[Data entries]
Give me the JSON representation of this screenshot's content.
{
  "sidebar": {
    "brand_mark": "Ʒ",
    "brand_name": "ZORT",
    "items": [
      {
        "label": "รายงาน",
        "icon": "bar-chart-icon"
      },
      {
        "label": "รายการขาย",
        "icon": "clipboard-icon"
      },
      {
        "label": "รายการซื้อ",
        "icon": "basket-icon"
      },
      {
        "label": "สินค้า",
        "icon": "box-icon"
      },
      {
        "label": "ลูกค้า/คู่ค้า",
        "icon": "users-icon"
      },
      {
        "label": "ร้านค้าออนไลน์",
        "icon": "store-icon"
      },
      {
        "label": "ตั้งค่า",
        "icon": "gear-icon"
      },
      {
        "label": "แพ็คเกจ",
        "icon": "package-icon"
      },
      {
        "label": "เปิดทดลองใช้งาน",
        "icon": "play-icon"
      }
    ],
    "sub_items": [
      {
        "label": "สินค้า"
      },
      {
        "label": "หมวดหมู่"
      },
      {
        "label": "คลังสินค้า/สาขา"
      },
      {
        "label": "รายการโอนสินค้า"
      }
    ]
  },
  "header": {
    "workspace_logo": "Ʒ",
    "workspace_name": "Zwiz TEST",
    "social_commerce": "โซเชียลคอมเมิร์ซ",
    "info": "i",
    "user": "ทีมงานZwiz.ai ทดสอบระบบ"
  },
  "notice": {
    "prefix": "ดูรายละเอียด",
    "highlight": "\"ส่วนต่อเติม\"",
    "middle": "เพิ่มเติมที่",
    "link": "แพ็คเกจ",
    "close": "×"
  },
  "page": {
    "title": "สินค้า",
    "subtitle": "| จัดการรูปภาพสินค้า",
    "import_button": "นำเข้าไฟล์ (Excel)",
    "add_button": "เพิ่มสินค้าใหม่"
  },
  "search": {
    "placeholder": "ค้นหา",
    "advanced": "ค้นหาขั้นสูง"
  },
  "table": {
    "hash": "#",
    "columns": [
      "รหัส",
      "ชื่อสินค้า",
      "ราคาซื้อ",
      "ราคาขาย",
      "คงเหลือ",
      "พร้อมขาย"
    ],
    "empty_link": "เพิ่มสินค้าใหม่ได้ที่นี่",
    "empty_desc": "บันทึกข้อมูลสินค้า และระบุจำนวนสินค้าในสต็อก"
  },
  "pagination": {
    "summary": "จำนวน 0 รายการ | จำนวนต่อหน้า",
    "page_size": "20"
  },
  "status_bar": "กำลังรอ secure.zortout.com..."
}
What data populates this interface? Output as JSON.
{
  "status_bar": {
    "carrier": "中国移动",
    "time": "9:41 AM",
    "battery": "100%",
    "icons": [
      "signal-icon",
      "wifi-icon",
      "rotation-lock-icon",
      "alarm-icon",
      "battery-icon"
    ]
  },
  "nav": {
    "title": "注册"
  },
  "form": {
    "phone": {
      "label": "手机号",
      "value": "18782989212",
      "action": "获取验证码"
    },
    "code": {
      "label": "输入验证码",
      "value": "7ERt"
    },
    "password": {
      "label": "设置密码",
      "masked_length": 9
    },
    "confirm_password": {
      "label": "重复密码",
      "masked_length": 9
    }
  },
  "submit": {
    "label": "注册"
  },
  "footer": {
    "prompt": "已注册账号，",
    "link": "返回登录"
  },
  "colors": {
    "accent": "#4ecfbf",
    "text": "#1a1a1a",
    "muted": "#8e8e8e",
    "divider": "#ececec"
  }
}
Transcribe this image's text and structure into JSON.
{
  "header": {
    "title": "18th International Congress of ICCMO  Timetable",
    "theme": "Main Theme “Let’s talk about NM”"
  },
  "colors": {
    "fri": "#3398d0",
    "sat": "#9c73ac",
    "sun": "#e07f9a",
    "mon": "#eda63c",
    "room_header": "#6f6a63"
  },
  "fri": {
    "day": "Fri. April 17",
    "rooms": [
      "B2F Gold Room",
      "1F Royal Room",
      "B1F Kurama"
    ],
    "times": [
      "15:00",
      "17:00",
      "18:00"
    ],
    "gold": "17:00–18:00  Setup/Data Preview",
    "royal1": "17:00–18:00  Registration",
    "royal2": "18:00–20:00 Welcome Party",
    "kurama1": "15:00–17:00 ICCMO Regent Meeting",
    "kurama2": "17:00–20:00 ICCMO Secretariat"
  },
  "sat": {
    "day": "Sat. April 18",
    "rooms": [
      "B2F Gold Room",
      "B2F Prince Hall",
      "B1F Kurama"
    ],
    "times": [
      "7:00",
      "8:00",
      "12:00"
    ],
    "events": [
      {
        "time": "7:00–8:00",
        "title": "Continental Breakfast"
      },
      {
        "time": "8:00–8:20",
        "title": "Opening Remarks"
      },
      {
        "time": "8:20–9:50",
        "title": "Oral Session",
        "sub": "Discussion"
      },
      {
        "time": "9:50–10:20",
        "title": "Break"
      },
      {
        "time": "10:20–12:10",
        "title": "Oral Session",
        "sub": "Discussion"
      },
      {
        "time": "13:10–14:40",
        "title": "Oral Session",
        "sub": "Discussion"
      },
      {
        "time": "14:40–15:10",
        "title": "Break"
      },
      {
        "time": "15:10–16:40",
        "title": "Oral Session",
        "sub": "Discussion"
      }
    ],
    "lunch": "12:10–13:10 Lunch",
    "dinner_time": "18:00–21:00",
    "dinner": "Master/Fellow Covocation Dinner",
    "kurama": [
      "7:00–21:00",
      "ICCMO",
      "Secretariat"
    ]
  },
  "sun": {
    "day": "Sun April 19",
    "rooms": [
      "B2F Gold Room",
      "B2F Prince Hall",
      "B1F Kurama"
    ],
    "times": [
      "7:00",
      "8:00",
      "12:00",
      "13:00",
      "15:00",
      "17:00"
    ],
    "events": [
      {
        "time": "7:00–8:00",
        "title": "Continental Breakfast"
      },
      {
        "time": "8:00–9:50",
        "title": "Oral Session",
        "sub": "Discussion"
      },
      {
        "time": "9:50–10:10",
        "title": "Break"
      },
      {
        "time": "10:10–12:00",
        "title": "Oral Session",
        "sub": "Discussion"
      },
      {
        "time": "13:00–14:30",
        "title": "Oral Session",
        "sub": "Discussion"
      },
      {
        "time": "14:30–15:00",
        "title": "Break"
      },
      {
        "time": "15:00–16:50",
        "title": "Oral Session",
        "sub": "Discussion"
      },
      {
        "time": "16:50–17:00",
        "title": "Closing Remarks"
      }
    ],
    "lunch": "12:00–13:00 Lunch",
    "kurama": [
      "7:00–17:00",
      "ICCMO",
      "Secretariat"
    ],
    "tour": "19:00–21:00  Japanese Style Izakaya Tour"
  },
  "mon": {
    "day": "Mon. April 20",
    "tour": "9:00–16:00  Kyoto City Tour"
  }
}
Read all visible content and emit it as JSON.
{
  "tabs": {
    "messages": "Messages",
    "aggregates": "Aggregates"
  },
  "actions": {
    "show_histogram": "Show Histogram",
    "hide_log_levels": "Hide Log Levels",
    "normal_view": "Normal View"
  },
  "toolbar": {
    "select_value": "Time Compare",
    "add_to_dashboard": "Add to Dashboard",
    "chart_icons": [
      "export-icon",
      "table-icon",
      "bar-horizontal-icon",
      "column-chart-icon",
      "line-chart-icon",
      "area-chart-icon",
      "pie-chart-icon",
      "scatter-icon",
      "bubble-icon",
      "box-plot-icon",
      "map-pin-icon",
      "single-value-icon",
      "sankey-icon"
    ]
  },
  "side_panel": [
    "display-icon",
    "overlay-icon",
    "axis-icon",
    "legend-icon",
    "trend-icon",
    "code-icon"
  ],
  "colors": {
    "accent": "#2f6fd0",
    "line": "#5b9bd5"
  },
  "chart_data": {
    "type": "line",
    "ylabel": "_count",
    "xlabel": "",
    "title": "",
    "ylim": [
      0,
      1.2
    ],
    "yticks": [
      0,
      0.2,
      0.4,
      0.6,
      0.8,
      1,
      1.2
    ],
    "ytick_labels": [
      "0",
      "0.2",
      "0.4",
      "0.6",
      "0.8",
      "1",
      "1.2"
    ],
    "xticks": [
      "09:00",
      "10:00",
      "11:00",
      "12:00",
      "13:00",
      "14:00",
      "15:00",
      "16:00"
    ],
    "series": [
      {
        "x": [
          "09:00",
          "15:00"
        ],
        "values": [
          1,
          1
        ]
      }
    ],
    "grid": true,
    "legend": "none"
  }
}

EXERCISE DETAILS —
Write out each line of the data that holds the string "content".

EXERCISE RESPONSE —
Give me the JSON representation of this screenshot's content.
Read all visible content and emit it as JSON.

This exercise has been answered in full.